Set task:
Return each entry exactly, with none missing.

Supplied data:
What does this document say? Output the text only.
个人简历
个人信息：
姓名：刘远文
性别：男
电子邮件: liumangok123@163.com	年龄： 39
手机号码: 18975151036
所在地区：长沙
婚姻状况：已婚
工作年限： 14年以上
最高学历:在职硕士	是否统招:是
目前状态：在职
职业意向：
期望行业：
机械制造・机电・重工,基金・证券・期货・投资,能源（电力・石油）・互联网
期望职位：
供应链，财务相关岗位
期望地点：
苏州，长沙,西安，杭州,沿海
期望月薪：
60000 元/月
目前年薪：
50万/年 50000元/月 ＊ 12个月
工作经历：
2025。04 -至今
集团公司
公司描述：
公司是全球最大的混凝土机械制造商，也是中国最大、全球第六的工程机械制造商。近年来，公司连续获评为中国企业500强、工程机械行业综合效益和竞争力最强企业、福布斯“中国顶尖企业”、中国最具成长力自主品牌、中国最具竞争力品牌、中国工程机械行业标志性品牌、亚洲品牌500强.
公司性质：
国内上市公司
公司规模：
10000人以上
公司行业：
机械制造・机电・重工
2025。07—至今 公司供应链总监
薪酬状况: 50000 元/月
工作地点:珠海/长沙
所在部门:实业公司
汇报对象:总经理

Expected answer:
What does this document say? Output the text only.
个人简历
个人信息：
姓名：刘远文
性别：男
电子邮件: liumangok123@163.com	年龄： 39
手机号码: 18975151036
所在地区：长沙
婚姻状况：已婚
工作年限： 14年以上
最高学历:在职硕士	是否统招:是
目前状态：在职
职业意向：
期望行业：
机械制造・机电・重工,基金・证券・期货・投资,能源（电力・石油）・互联网
期望职位：
供应链，财务相关岗位
期望地点：
苏州，长沙,西安，杭州,沿海
期望月薪：
60000 元/月
目前年薪：
50万/年 50000元/月 ＊ 12个月
工作经历：
2025。04 -至今
集团公司
公司描述：
公司是全球最大的混凝土机械制造商，也是中国最大、全球第六的工程机械制造商。近年来，公司连续获评为中国企业500强、工程机械行业综合效益和竞争力最强企业、福布斯“中国顶尖企业”、中国最具成长力自主品牌、中国最具竞争力品牌、中国工程机械行业标志性品牌、亚洲品牌500强.
公司性质：
国内上市公司
公司规模：
10000人以上
公司行业：
机械制造・机电・重工
2025。07—至今 公司供应链总监
薪酬状况: 50000 元/月
工作地点:珠海/长沙
所在部门:实业公司
汇报对象:总经理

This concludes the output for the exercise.